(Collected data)
=-=-=-=-=
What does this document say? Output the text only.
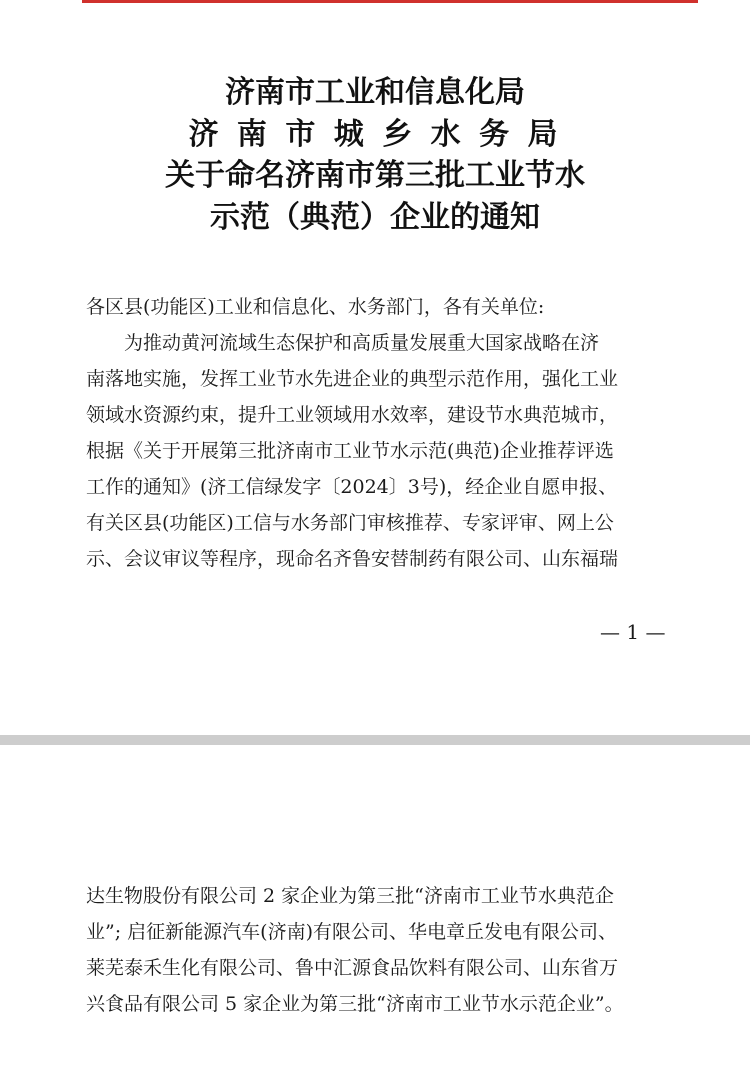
济南市工业和信息化局
济 南 市 城 乡 水 务 局
关于命名济南市第三批工业节水
示范（典范）企业的通知
各区县(功能区)工业和信息化、水务部门，各有关单位:
为推动黄河流域生态保护和高质量发展重大国家战略在济
南落地实施，发挥工业节水先进企业的典型示范作用，强化工业
领域水资源约束，提升工业领域用水效率，建设节水典范城市，
根据《关于开展第三批济南市工业节水示范(典范)企业推荐评选
工作的通知》(济工信绿发字〔2024〕3号)，经企业自愿申报、
有关区县(功能区)工信与水务部门审核推荐、专家评审、网上公
示、会议审议等程序，现命名齐鲁安替制药有限公司、山东福瑞
— 1 —
达生物股份有限公司 2 家企业为第三批“济南市工业节水典范企
业”; 启征新能源汽车(济南)有限公司、华电章丘发电有限公司、
莱芜泰禾生化有限公司、鲁中汇源食品饮料有限公司、山东省万
兴食品有限公司 5 家企业为第三批“济南市工业节水示范企业”。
=-=-=-=-=
__EXERCISE DIRECTIONS__: Leave the pictures out and output the rest of the listing exactly.

__RESPONSE TO THE EXERCISE__:
What does this document say? Output the text only.
济南市工业和信息化局
济 南 市 城 乡 水 务 局
关于命名济南市第三批工业节水
示范（典范）企业的通知
各区县(功能区)工业和信息化、水务部门，各有关单位:
为推动黄河流域生态保护和高质量发展重大国家战略在济
南落地实施，发挥工业节水先进企业的典型示范作用，强化工业
领域水资源约束，提升工业领域用水效率，建设节水典范城市，
根据《关于开展第三批济南市工业节水示范(典范)企业推荐评选
工作的通知》(济工信绿发字〔2024〕3号)，经企业自愿申报、
有关区县(功能区)工信与水务部门审核推荐、专家评审、网上公
示、会议审议等程序，现命名齐鲁安替制药有限公司、山东福瑞
— 1 —
达生物股份有限公司 2 家企业为第三批“济南市工业节水典范企
业”; 启征新能源汽车(济南)有限公司、华电章丘发电有限公司、
莱芜泰禾生化有限公司、鲁中汇源食品饮料有限公司、山东省万
兴食品有限公司 5 家企业为第三批“济南市工业节水示范企业”。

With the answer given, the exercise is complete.